**Exercise**
Provide the records once more, identical to the original.

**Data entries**

━━━━━━━━━━━━━━━━

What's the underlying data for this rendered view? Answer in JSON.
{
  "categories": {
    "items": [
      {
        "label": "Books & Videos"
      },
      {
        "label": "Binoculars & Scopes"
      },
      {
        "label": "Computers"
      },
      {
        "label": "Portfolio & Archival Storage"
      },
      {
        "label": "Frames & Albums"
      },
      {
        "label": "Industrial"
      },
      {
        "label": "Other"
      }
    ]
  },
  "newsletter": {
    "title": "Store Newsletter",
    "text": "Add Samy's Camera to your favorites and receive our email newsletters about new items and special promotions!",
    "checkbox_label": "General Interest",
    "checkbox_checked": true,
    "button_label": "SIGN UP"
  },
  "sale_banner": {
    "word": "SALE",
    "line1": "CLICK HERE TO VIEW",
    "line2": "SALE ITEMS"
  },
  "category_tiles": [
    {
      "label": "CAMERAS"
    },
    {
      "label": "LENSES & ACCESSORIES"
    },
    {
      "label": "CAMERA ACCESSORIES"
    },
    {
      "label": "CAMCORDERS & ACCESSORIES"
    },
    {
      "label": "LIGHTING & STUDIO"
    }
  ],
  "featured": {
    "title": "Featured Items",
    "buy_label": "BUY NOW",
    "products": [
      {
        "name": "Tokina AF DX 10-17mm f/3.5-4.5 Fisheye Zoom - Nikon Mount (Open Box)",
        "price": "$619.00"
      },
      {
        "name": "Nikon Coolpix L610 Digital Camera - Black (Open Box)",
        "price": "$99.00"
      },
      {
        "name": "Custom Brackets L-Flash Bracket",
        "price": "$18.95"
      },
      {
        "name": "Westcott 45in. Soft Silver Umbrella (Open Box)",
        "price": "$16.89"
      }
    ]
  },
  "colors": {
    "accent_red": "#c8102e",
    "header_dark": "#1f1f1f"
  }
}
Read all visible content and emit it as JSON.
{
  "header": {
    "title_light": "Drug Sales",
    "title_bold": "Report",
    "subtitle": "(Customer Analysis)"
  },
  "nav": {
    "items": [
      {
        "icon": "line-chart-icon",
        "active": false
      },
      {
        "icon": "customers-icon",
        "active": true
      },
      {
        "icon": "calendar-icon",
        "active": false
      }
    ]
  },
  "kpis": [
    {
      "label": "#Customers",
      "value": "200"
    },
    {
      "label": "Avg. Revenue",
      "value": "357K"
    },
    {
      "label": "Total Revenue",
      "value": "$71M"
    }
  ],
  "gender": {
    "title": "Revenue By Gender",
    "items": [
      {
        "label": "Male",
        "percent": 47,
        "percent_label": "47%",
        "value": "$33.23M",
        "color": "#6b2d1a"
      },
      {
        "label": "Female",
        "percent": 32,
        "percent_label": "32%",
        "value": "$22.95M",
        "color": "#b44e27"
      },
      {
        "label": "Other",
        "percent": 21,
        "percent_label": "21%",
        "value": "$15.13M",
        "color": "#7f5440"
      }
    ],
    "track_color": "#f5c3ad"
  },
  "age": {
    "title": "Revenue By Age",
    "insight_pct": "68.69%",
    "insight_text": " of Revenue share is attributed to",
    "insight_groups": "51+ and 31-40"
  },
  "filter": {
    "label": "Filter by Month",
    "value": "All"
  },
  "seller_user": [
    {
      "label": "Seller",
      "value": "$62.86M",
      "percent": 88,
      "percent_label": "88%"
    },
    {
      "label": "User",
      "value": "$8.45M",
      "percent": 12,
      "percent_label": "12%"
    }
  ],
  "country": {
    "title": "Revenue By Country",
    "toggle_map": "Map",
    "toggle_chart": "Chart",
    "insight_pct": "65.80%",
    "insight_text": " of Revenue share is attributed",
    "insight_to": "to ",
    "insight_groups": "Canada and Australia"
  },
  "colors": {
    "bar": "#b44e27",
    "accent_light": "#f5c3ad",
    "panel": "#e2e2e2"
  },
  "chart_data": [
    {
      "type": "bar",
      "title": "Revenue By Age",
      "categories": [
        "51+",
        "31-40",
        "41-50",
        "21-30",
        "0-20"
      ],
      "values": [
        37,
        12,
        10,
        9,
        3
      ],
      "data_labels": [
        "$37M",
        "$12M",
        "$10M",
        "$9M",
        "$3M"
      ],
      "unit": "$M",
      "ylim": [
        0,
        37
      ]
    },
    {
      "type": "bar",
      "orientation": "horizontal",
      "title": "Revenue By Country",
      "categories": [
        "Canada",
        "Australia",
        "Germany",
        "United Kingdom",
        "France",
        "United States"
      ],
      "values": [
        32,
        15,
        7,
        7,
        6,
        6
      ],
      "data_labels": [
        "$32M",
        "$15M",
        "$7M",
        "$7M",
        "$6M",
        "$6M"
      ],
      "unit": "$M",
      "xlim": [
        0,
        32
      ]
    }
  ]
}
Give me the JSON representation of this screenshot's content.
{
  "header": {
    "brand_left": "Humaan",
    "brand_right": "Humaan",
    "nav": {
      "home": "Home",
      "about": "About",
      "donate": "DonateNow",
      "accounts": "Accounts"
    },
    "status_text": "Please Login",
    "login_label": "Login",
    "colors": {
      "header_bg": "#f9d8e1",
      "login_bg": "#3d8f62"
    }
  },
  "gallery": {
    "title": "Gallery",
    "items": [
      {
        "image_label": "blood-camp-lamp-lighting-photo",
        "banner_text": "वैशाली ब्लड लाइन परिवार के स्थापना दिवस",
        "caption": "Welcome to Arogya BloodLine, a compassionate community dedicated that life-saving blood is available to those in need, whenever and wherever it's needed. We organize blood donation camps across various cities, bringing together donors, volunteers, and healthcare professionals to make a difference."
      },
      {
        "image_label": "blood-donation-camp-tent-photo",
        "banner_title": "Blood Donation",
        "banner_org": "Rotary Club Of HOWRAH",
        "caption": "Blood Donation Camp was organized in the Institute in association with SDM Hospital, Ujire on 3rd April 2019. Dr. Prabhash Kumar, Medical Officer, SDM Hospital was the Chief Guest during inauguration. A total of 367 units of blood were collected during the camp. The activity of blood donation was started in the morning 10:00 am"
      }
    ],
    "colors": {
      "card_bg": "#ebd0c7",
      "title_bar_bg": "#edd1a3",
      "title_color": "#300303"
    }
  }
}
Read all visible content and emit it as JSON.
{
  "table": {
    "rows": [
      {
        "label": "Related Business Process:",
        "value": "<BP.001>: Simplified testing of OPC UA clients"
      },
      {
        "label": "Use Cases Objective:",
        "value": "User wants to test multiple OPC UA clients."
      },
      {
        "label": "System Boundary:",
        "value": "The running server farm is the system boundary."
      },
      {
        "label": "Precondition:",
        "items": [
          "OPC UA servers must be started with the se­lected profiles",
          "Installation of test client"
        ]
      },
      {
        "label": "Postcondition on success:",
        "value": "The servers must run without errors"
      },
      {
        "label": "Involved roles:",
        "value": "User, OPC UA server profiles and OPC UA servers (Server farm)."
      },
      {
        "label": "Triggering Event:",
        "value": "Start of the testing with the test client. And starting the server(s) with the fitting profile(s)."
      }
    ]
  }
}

━━━━━━━━━━━━━━━━

**Result**
What's the underlying data for this rendered view? Answer in JSON.
{
  "categories": {
    "items": [
      {
        "label": "Books & Videos"
      },
      {
        "label": "Binoculars & Scopes"
      },
      {
        "label": "Computers"
      },
      {
        "label": "Portfolio & Archival Storage"
      },
      {
        "label": "Frames & Albums"
      },
      {
        "label": "Industrial"
      },
      {
        "label": "Other"
      }
    ]
  },
  "newsletter": {
    "title": "Store Newsletter",
    "text": "Add Samy's Camera to your favorites and receive our email newsletters about new items and special promotions!",
    "checkbox_label": "General Interest",
    "checkbox_checked": true,
    "button_label": "SIGN UP"
  },
  "sale_banner": {
    "word": "SALE",
    "line1": "CLICK HERE TO VIEW",
    "line2": "SALE ITEMS"
  },
  "category_tiles": [
    {
      "label": "CAMERAS"
    },
    {
      "label": "LENSES & ACCESSORIES"
    },
    {
      "label": "CAMERA ACCESSORIES"
    },
    {
      "label": "CAMCORDERS & ACCESSORIES"
    },
    {
      "label": "LIGHTING & STUDIO"
    }
  ],
  "featured": {
    "title": "Featured Items",
    "buy_label": "BUY NOW",
    "products": [
      {
        "name": "Tokina AF DX 10-17mm f/3.5-4.5 Fisheye Zoom - Nikon Mount (Open Box)",
        "price": "$619.00"
      },
      {
        "name": "Nikon Coolpix L610 Digital Camera - Black (Open Box)",
        "price": "$99.00"
      },
      {
        "name": "Custom Brackets L-Flash Bracket",
        "price": "$18.95"
      },
      {
        "name": "Westcott 45in. Soft Silver Umbrella (Open Box)",
        "price": "$16.89"
      }
    ]
  },
  "colors": {
    "accent_red": "#c8102e",
    "header_dark": "#1f1f1f"
  }
}
Read all visible content and emit it as JSON.
{
  "header": {
    "title_light": "Drug Sales",
    "title_bold": "Report",
    "subtitle": "(Customer Analysis)"
  },
  "nav": {
    "items": [
      {
        "icon": "line-chart-icon",
        "active": false
      },
      {
        "icon": "customers-icon",
        "active": true
      },
      {
        "icon": "calendar-icon",
        "active": false
      }
    ]
  },
  "kpis": [
    {
      "label": "#Customers",
      "value": "200"
    },
    {
      "label": "Avg. Revenue",
      "value": "357K"
    },
    {
      "label": "Total Revenue",
      "value": "$71M"
    }
  ],
  "gender": {
    "title": "Revenue By Gender",
    "items": [
      {
        "label": "Male",
        "percent": 47,
        "percent_label": "47%",
        "value": "$33.23M",
        "color": "#6b2d1a"
      },
      {
        "label": "Female",
        "percent": 32,
        "percent_label": "32%",
        "value": "$22.95M",
        "color": "#b44e27"
      },
      {
        "label": "Other",
        "percent": 21,
        "percent_label": "21%",
        "value": "$15.13M",
        "color": "#7f5440"
      }
    ],
    "track_color": "#f5c3ad"
  },
  "age": {
    "title": "Revenue By Age",
    "insight_pct": "68.69%",
    "insight_text": " of Revenue share is attributed to",
    "insight_groups": "51+ and 31-40"
  },
  "filter": {
    "label": "Filter by Month",
    "value": "All"
  },
  "seller_user": [
    {
      "label": "Seller",
      "value": "$62.86M",
      "percent": 88,
      "percent_label": "88%"
    },
    {
      "label": "User",
      "value": "$8.45M",
      "percent": 12,
      "percent_label": "12%"
    }
  ],
  "country": {
    "title": "Revenue By Country",
    "toggle_map": "Map",
    "toggle_chart": "Chart",
    "insight_pct": "65.80%",
    "insight_text": " of Revenue share is attributed",
    "insight_to": "to ",
    "insight_groups": "Canada and Australia"
  },
  "colors": {
    "bar": "#b44e27",
    "accent_light": "#f5c3ad",
    "panel": "#e2e2e2"
  },
  "chart_data": [
    {
      "type": "bar",
      "title": "Revenue By Age",
      "categories": [
        "51+",
        "31-40",
        "41-50",
        "21-30",
        "0-20"
      ],
      "values": [
        37,
        12,
        10,
        9,
        3
      ],
      "data_labels": [
        "$37M",
        "$12M",
        "$10M",
        "$9M",
        "$3M"
      ],
      "unit": "$M",
      "ylim": [
        0,
        37
      ]
    },
    {
      "type": "bar",
      "orientation": "horizontal",
      "title": "Revenue By Country",
      "categories": [
        "Canada",
        "Australia",
        "Germany",
        "United Kingdom",
        "France",
        "United States"
      ],
      "values": [
        32,
        15,
        7,
        7,
        6,
        6
      ],
      "data_labels": [
        "$32M",
        "$15M",
        "$7M",
        "$7M",
        "$6M",
        "$6M"
      ],
      "unit": "$M",
      "xlim": [
        0,
        32
      ]
    }
  ]
}
Give me the JSON representation of this screenshot's content.
{
  "header": {
    "brand_left": "Humaan",
    "brand_right": "Humaan",
    "nav": {
      "home": "Home",
      "about": "About",
      "donate": "DonateNow",
      "accounts": "Accounts"
    },
    "status_text": "Please Login",
    "login_label": "Login",
    "colors": {
      "header_bg": "#f9d8e1",
      "login_bg": "#3d8f62"
    }
  },
  "gallery": {
    "title": "Gallery",
    "items": [
      {
        "image_label": "blood-camp-lamp-lighting-photo",
        "banner_text": "वैशाली ब्लड लाइन परिवार के स्थापना दिवस",
        "caption": "Welcome to Arogya BloodLine, a compassionate community dedicated that life-saving blood is available to those in need, whenever and wherever it's needed. We organize blood donation camps across various cities, bringing together donors, volunteers, and healthcare professionals to make a difference."
      },
      {
        "image_label": "blood-donation-camp-tent-photo",
        "banner_title": "Blood Donation",
        "banner_org": "Rotary Club Of HOWRAH",
        "caption": "Blood Donation Camp was organized in the Institute in association with SDM Hospital, Ujire on 3rd April 2019. Dr. Prabhash Kumar, Medical Officer, SDM Hospital was the Chief Guest during inauguration. A total of 367 units of blood were collected during the camp. The activity of blood donation was started in the morning 10:00 am"
      }
    ],
    "colors": {
      "card_bg": "#ebd0c7",
      "title_bar_bg": "#edd1a3",
      "title_color": "#300303"
    }
  }
}
Read all visible content and emit it as JSON.
{
  "table": {
    "rows": [
      {
        "label": "Related Business Process:",
        "value": "<BP.001>: Simplified testing of OPC UA clients"
      },
      {
        "label": "Use Cases Objective:",
        "value": "User wants to test multiple OPC UA clients."
      },
      {
        "label": "System Boundary:",
        "value": "The running server farm is the system boundary."
      },
      {
        "label": "Precondition:",
        "items": [
          "OPC UA servers must be started with the se­lected profiles",
          "Installation of test client"
        ]
      },
      {
        "label": "Postcondition on success:",
        "value": "The servers must run without errors"
      },
      {
        "label": "Involved roles:",
        "value": "User, OPC UA server profiles and OPC UA servers (Server farm)."
      },
      {
        "label": "Triggering Event:",
        "value": "Start of the testing with the test client. And starting the server(s) with the fitting profile(s)."
      }
    ]
  }
}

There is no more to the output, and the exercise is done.